Task requirements:
Skip every picture and transcribe the remaining material exactly.

Dataset records:
========

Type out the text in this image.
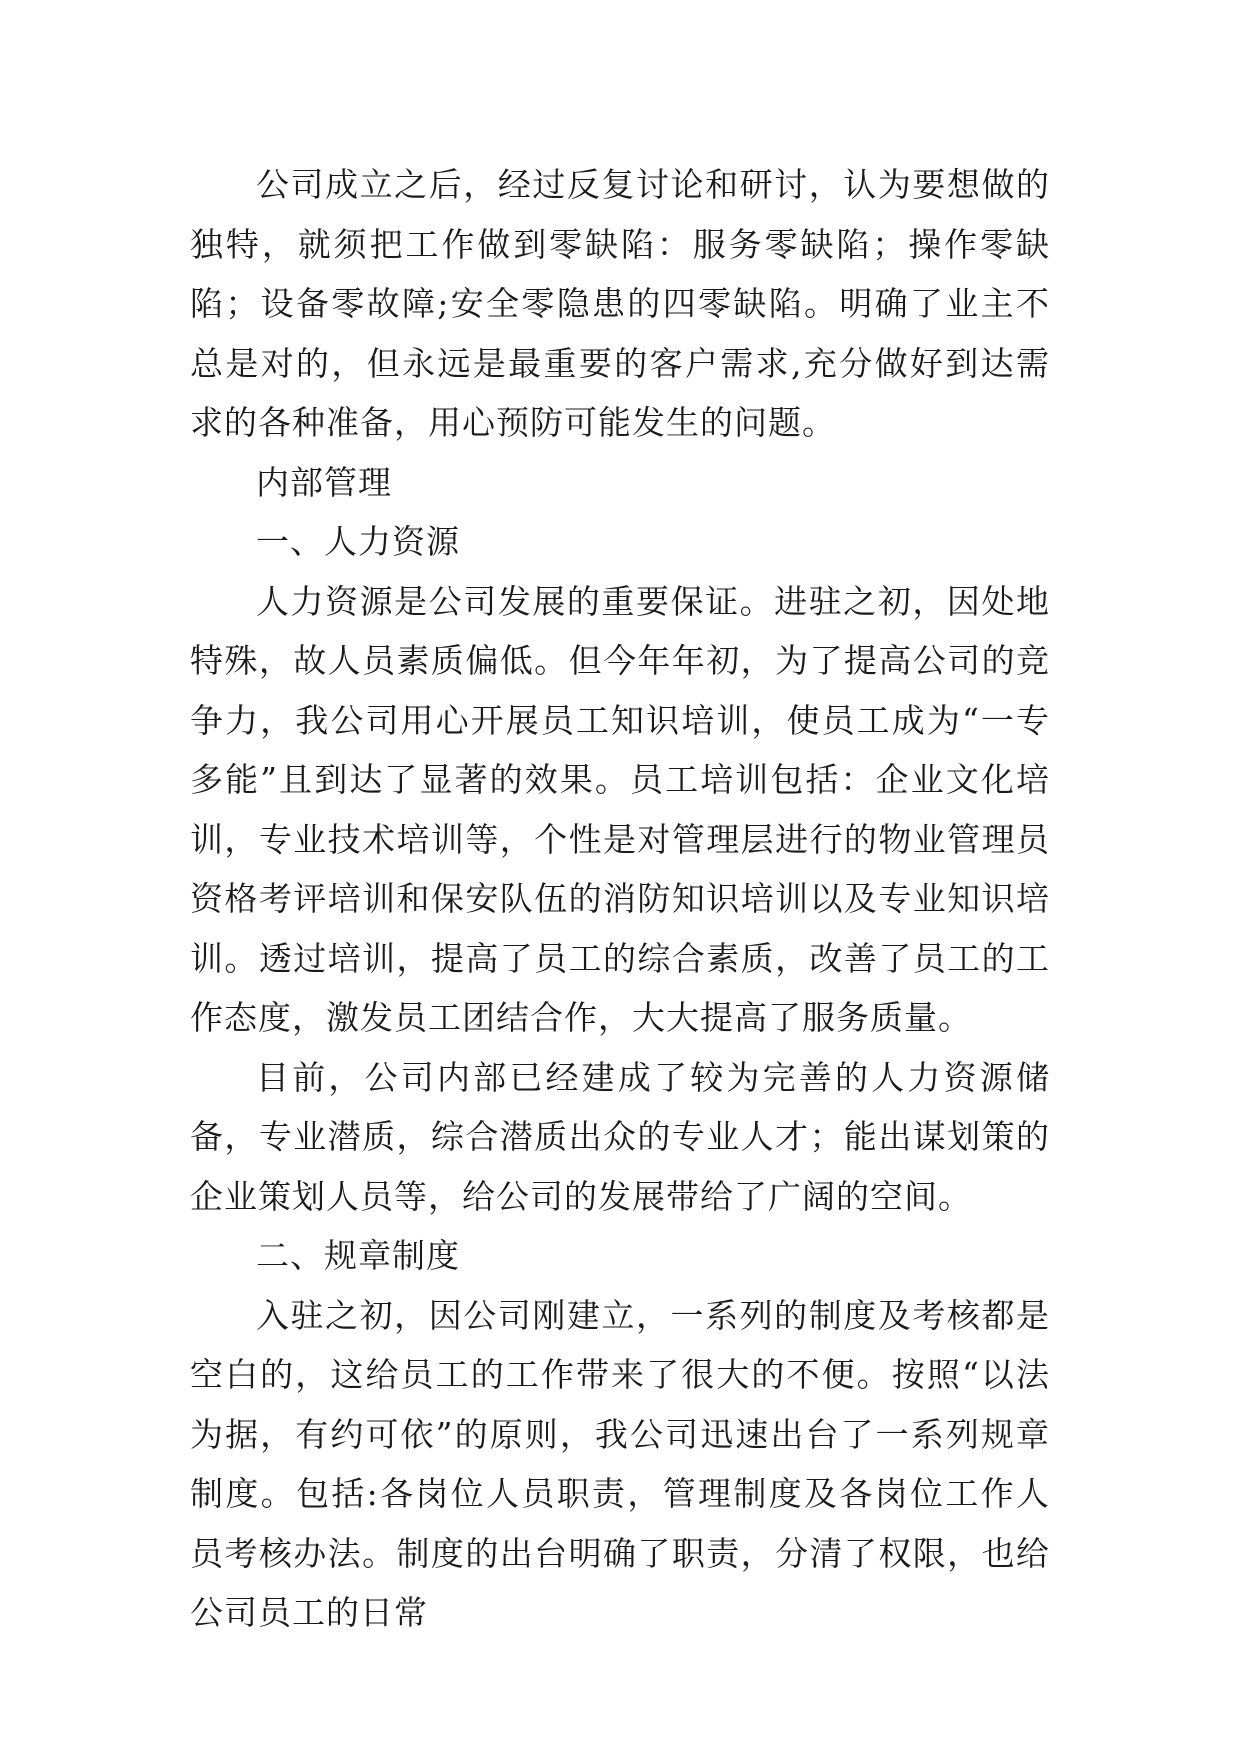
公司成立之后，经过反复讨论和研讨，认为要想做的独特，就须把工作做到零缺陷：服务零缺陷；操作零缺陷；设备零故障;安全零隐患的四零缺陷。明确了业主不总是对的，但永远是最重要的客户需求,充分做好到达需求的各种准备，用心预防可能发生的问题。

内部管理

一、人力资源

人力资源是公司发展的重要保证。进驻之初，因处地特殊，故人员素质偏低。但今年年初，为了提高公司的竞争力，我公司用心开展员工知识培训，使员工成为“一专多能”且到达了显著的效果。员工培训包括：企业文化培训，专业技术培训等，个性是对管理层进行的物业管理员资格考评培训和保安队伍的消防知识培训以及专业知识培训。透过培训，提高了员工的综合素质，改善了员工的工作态度，激发员工团结合作，大大提高了服务质量。

目前，公司内部已经建成了较为完善的人力资源储备，专业潜质，综合潜质出众的专业人才；能出谋划策的企业策划人员等，给公司的发展带给了广阔的空间。

二、规章制度

入驻之初，因公司刚建立，一系列的制度及考核都是空白的，这给员工的工作带来了很大的不便。按照“以法为据，有约可依”的原则，我公司迅速出台了一系列规章制度。包括:各岗位人员职责，管理制度及各岗位工作人员考核办法。制度的出台明确了职责，分清了权限，也给公司员工的日常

========

Worked solution:
Type out the text in this image.
公司成立之后，经过反复讨论和研讨，认为要想做的独特，就须把工作做到零缺陷：服务零缺陷；操作零缺陷；设备零故障;安全零隐患的四零缺陷。明确了业主不总是对的，但永远是最重要的客户需求,充分做好到达需求的各种准备，用心预防可能发生的问题。

内部管理

一、人力资源

人力资源是公司发展的重要保证。进驻之初，因处地特殊，故人员素质偏低。但今年年初，为了提高公司的竞争力，我公司用心开展员工知识培训，使员工成为“一专多能”且到达了显著的效果。员工培训包括：企业文化培训，专业技术培训等，个性是对管理层进行的物业管理员资格考评培训和保安队伍的消防知识培训以及专业知识培训。透过培训，提高了员工的综合素质，改善了员工的工作态度，激发员工团结合作，大大提高了服务质量。

目前，公司内部已经建成了较为完善的人力资源储备，专业潜质，综合潜质出众的专业人才；能出谋划策的企业策划人员等，给公司的发展带给了广阔的空间。

二、规章制度

入驻之初，因公司刚建立，一系列的制度及考核都是空白的，这给员工的工作带来了很大的不便。按照“以法为据，有约可依”的原则，我公司迅速出台了一系列规章制度。包括:各岗位人员职责，管理制度及各岗位工作人员考核办法。制度的出台明确了职责，分清了权限，也给公司员工的日常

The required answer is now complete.